## What to produce
Pick every line with "редакции" from the material below.

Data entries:
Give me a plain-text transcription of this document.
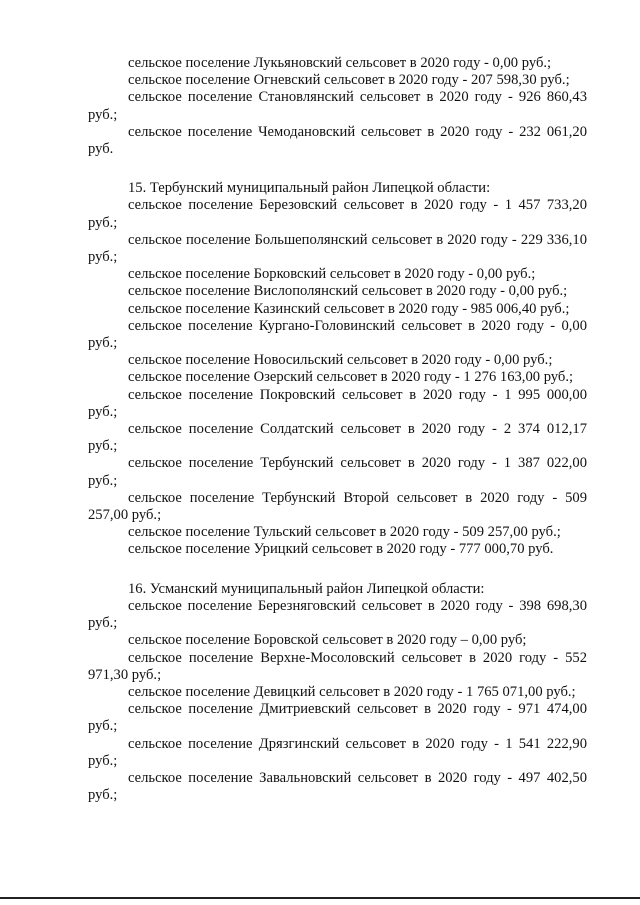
сельское поселение Лукьяновский сельсовет в 2020 году - 0,00 руб.;
сельское поселение Огневский сельсовет в 2020 году - 207 598,30 руб.;
сельское поселение Становлянский сельсовет в 2020 году - 926 860,43 руб.;
сельское поселение Чемодановский сельсовет в 2020 году - 232 061,20 руб.
15. Тербунский муниципальный район Липецкой области:
сельское поселение Березовский сельсовет в 2020 году - 1 457 733,20 руб.;
сельское поселение Большеполянский сельсовет в 2020 году - 229 336,10 руб.;
сельское поселение Борковский сельсовет в 2020 году - 0,00 руб.;
сельское поселение Вислополянский сельсовет в 2020 году - 0,00 руб.;
сельское поселение Казинский сельсовет в 2020 году - 985 006,40 руб.;
сельское поселение Кургано-Головинский сельсовет в 2020 году - 0,00 руб.;
сельское поселение Новосильский сельсовет в 2020 году - 0,00 руб.;
сельское поселение Озерский сельсовет в 2020 году - 1 276 163,00 руб.;
сельское поселение Покровский сельсовет в 2020 году - 1 995 000,00 руб.;
сельское поселение Солдатский сельсовет в 2020 году - 2 374 012,17 руб.;
сельское поселение Тербунский сельсовет в 2020 году - 1 387 022,00 руб.;
сельское поселение Тербунский Второй сельсовет в 2020 году - 509 257,00 руб.;
сельское поселение Тульский сельсовет в 2020 году - 509 257,00 руб.;
сельское поселение Урицкий сельсовет в 2020 году - 777 000,70 руб.
16. Усманский муниципальный район Липецкой области:
сельское поселение Березняговский сельсовет в 2020 году - 398 698,30 руб.;
сельское поселение Боровской сельсовет в 2020 году – 0,00 руб;
сельское поселение Верхне-Мосоловский сельсовет в 2020 году - 552 971,30 руб.;
сельское поселение Девицкий сельсовет в 2020 году - 1 765 071,00 руб.;
сельское поселение Дмитриевский сельсовет в 2020 году - 971 474,00 руб.;
сельское поселение Дрязгинский сельсовет в 2020 году - 1 541 222,90 руб.;
сельское поселение Завальновский сельсовет в 2020 году - 497 402,50 руб.;
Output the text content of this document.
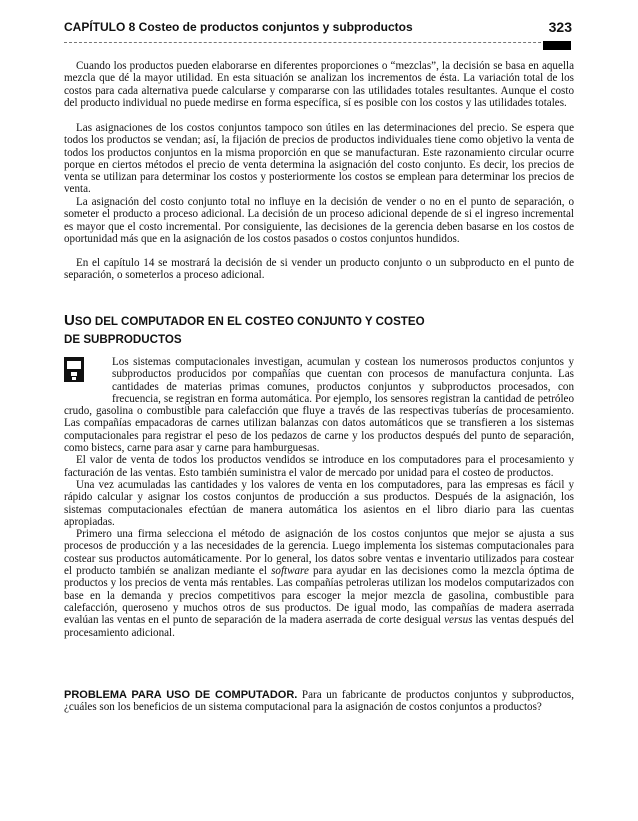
CAPÍTULO 8 Costeo de productos conjuntos y subproductos	323

Cuando los productos pueden elaborarse en diferentes proporciones o “mezclas”, la decisión se basa en aquella mezcla que dé la mayor utilidad. En esta situación se analizan los incrementos de ésta. La variación total de los costos para cada alternativa puede calcularse y compararse con las utilidades totales resultantes. Aunque el costo del producto individual no puede medirse en forma específica, sí es posible con los costos y las utilidades totales.

Las asignaciones de los costos conjuntos tampoco son útiles en las determinaciones del precio. Se espera que todos los productos se vendan; así, la fijación de precios de productos individuales tiene como objetivo la venta de todos los productos conjuntos en la misma proporción en que se manufacturan. Este razonamiento circular ocurre porque en ciertos métodos el precio de venta determina la asignación del costo conjunto. Es decir, los precios de venta se utilizan para determinar los costos y posteriormente los costos se emplean para determinar los precios de venta.

La asignación del costo conjunto total no influye en la decisión de vender o no en el punto de separación, o someter el producto a proceso adicional. La decisión de un proceso adicional depende de si el ingreso incremental es mayor que el costo incremental. Por consiguiente, las decisiones de la gerencia deben basarse en los costos de oportunidad más que en la asignación de los costos pasados o costos conjuntos hundidos.

En el capítulo 14 se mostrará la decisión de si vender un producto conjunto o un subproducto en el punto de separación, o someterlos a proceso adicional.

USO DEL COMPUTADOR EN EL COSTEO CONJUNTO Y COSTEO
DE SUBPRODUCTOS
Los sistemas computacionales investigan, acumulan y costean los numerosos productos conjuntos y subproductos producidos por compañías que cuentan con procesos de manufactura conjunta. Las cantidades de materias primas comunes, productos conjuntos y subproductos procesados, con frecuencia, se registran en forma automática. Por ejemplo, los sensores registran la cantidad de petróleo crudo, gasolina o combustible para calefacción que fluye a través de las respectivas tuberías de procesamiento. Las compañías empacadoras de carnes utilizan balanzas con datos automáticos que se transfieren a los sistemas computacionales para registrar el peso de los pedazos de carne y los productos después del punto de separación, como bistecs, carne para asar y carne para hamburguesas.
El valor de venta de todos los productos vendidos se introduce en los computadores para el procesamiento y facturación de las ventas. Esto también suministra el valor de mercado por unidad para el costeo de productos.
Una vez acumuladas las cantidades y los valores de venta en los computadores, para las empresas es fácil y rápido calcular y asignar los costos conjuntos de producción a sus productos. Después de la asignación, los sistemas computacionales efectúan de manera automática los asientos en el libro diario para las cuentas apropiadas.
Primero una firma selecciona el método de asignación de los costos conjuntos que mejor se ajusta a sus procesos de producción y a las necesidades de la gerencia. Luego implementa los sistemas computacionales para costear sus productos automáticamente. Por lo general, los datos sobre ventas e inventario utilizados para costear el producto también se analizan mediante el software para ayudar en las decisiones como la mezcla óptima de productos y los precios de venta más rentables. Las compañías petroleras utilizan los modelos computarizados con base en la demanda y precios competitivos para escoger la mejor mezcla de gasolina, combustible para calefacción, queroseno y muchos otros de sus productos. De igual modo, las compañías de madera aserrada evalúan las ventas en el punto de separación de la madera aserrada de corte desigual versus las ventas después del procesamiento adicional.

PROBLEMA PARA USO DE COMPUTADOR. Para un fabricante de productos conjuntos y subproductos, ¿cuáles son los beneficios de un sistema computacional para la asignación de costos conjuntos a productos?
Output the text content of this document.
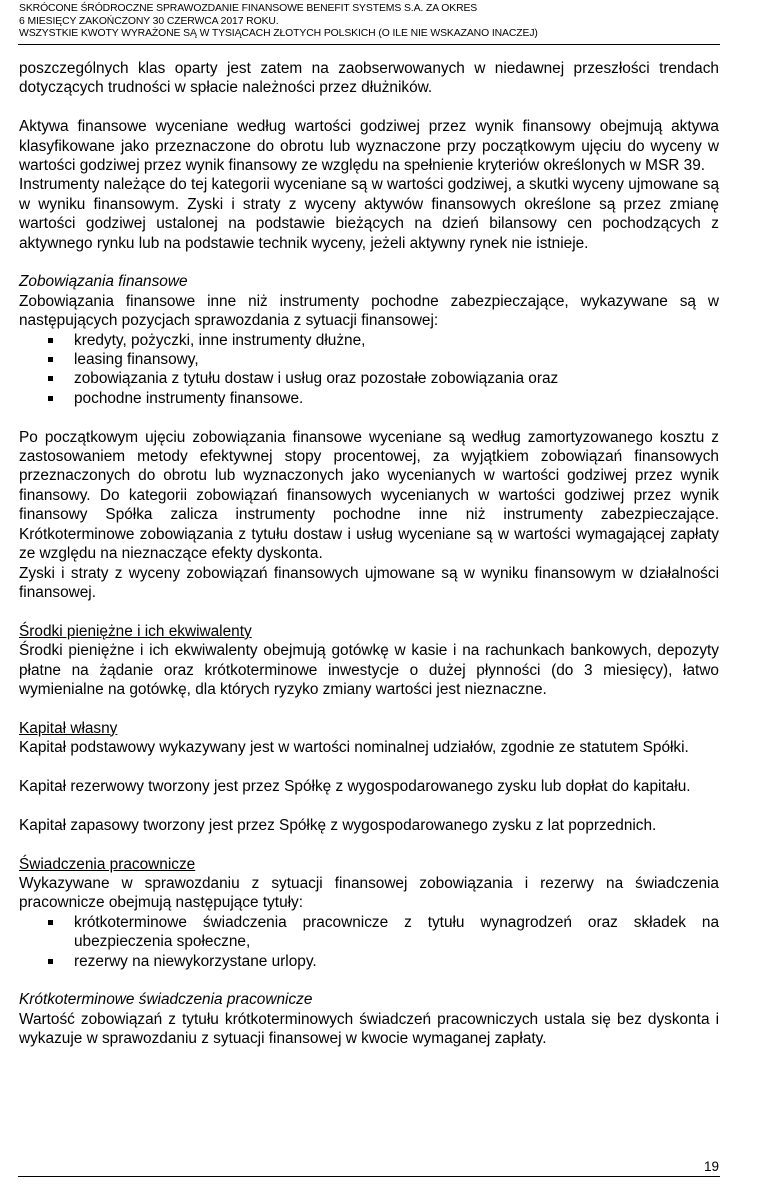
SKRÓCONE ŚRÓDROCZNE SPRAWOZDANIE FINANSOWE BENEFIT SYSTEMS S.A. ZA OKRES
6 MIESIĘCY ZAKOŃCZONY 30 CZERWCA 2017 ROKU.
WSZYSTKIE KWOTY WYRAŻONE SĄ W TYSIĄCACH ZŁOTYCH POLSKICH (O ILE NIE WSKAZANO INACZEJ)

poszczególnych klas oparty jest zatem na zaobserwowanych w niedawnej przeszłości trendach dotyczących trudności w spłacie należności przez dłużników.

Aktywa finansowe wyceniane według wartości godziwej przez wynik finansowy obejmują aktywa klasyfikowane jako przeznaczone do obrotu lub wyznaczone przy początkowym ujęciu do wyceny w wartości godziwej przez wynik finansowy ze względu na spełnienie kryteriów określonych w MSR 39.

Instrumenty należące do tej kategorii wyceniane są w wartości godziwej, a skutki wyceny ujmowane są w wyniku finansowym. Zyski i straty z wyceny aktywów finansowych określone są przez zmianę wartości godziwej ustalonej na podstawie bieżących na dzień bilansowy cen pochodzących z aktywnego rynku lub na podstawie technik wyceny, jeżeli aktywny rynek nie istnieje.

Zobowiązania finansowe

Zobowiązania finansowe inne niż instrumenty pochodne zabezpieczające, wykazywane są w następujących pozycjach sprawozdania z sytuacji finansowej:

kredyty, pożyczki, inne instrumenty dłużne,
leasing finansowy,
zobowiązania z tytułu dostaw i usług oraz pozostałe zobowiązania oraz
pochodne instrumenty finansowe.

Po początkowym ujęciu zobowiązania finansowe wyceniane są według zamortyzowanego kosztu z zastosowaniem metody efektywnej stopy procentowej, za wyjątkiem zobowiązań finansowych przeznaczonych do obrotu lub wyznaczonych jako wycenianych w wartości godziwej przez wynik finansowy. Do kategorii zobowiązań finansowych wycenianych w wartości godziwej przez wynik finansowy Spółka zalicza instrumenty pochodne inne niż instrumenty zabezpieczające. Krótkoterminowe zobowiązania z tytułu dostaw i usług wyceniane są w wartości wymagającej zapłaty ze względu na nieznaczące efekty dyskonta.

Zyski i straty z wyceny zobowiązań finansowych ujmowane są w wyniku finansowym w działalności finansowej.

Środki pieniężne i ich ekwiwalenty

Środki pieniężne i ich ekwiwalenty obejmują gotówkę w kasie i na rachunkach bankowych, depozyty płatne na żądanie oraz krótkoterminowe inwestycje o dużej płynności (do 3 miesięcy), łatwo wymienialne na gotówkę, dla których ryzyko zmiany wartości jest nieznaczne.

Kapitał własny

Kapitał podstawowy wykazywany jest w wartości nominalnej udziałów, zgodnie ze statutem Spółki.

Kapitał rezerwowy tworzony jest przez Spółkę z wygospodarowanego zysku lub dopłat do kapitału.

Kapitał zapasowy tworzony jest przez Spółkę z wygospodarowanego zysku z lat poprzednich.

Świadczenia pracownicze

Wykazywane w sprawozdaniu z sytuacji finansowej zobowiązania i rezerwy na świadczenia pracownicze obejmują następujące tytuły:

krótkoterminowe świadczenia pracownicze z tytułu wynagrodzeń oraz składek na ubezpieczenia społeczne,
rezerwy na niewykorzystane urlopy.

Krótkoterminowe świadczenia pracownicze

Wartość zobowiązań z tytułu krótkoterminowych świadczeń pracowniczych ustala się bez dyskonta i wykazuje w sprawozdaniu z sytuacji finansowej w kwocie wymaganej zapłaty.

19
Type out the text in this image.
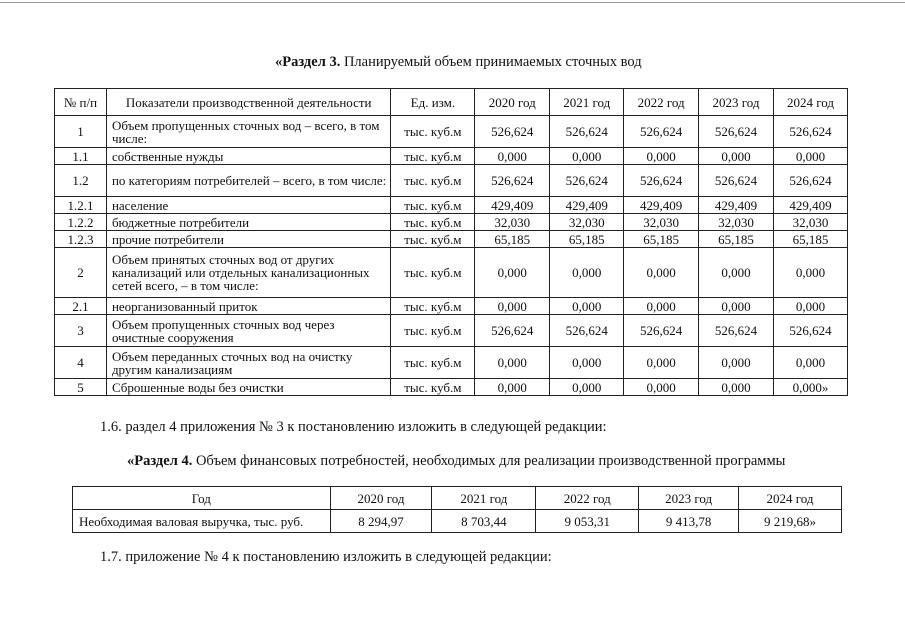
«Раздел 3. Планируемый объем принимаемых сточных вод
№ п/п	Показатели производственной деятельности	Ед. изм.	2020 год	2021 год	2022 год	2023 год	2024 год
1	Объем пропущенных сточных вод – всего, в том числе:	тыс. куб.м	526,624	526,624	526,624	526,624	526,624
1.1	собственные нужды	тыс. куб.м	0,000	0,000	0,000	0,000	0,000
1.2	по категориям потребителей – всего, в том числе:	тыс. куб.м	526,624	526,624	526,624	526,624	526,624
1.2.1	население	тыс. куб.м	429,409	429,409	429,409	429,409	429,409
1.2.2	бюджетные потребители	тыс. куб.м	32,030	32,030	32,030	32,030	32,030
1.2.3	прочие потребители	тыс. куб.м	65,185	65,185	65,185	65,185	65,185
2	Объем принятых сточных вод от других канализаций или отдельных канализационных сетей всего, – в том числе:	тыс. куб.м	0,000	0,000	0,000	0,000	0,000
2.1	неорганизованный приток	тыс. куб.м	0,000	0,000	0,000	0,000	0,000
3	Объем пропущенных сточных вод через очистные сооружения	тыс. куб.м	526,624	526,624	526,624	526,624	526,624
4	Объем переданных сточных вод на очистку другим канализациям	тыс. куб.м	0,000	0,000	0,000	0,000	0,000
5	Сброшенные воды без очистки	тыс. куб.м	0,000	0,000	0,000	0,000	0,000»
1.6. раздел 4 приложения № 3 к постановлению изложить в следующей редакции:
«Раздел 4. Объем финансовых потребностей, необходимых для реализации производственной программы
Год	2020 год	2021 год	2022 год	2023 год	2024 год
Необходимая валовая выручка, тыс. руб.	8 294,97	8 703,44	9 053,31	9 413,78	9 219,68»
1.7. приложение № 4 к постановлению изложить в следующей редакции:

## Finished task
1.6. раздел 4 приложения № 3 к постановлению изложить в следующей редакции:
1.7. приложение № 4 к постановлению изложить в следующей редакции:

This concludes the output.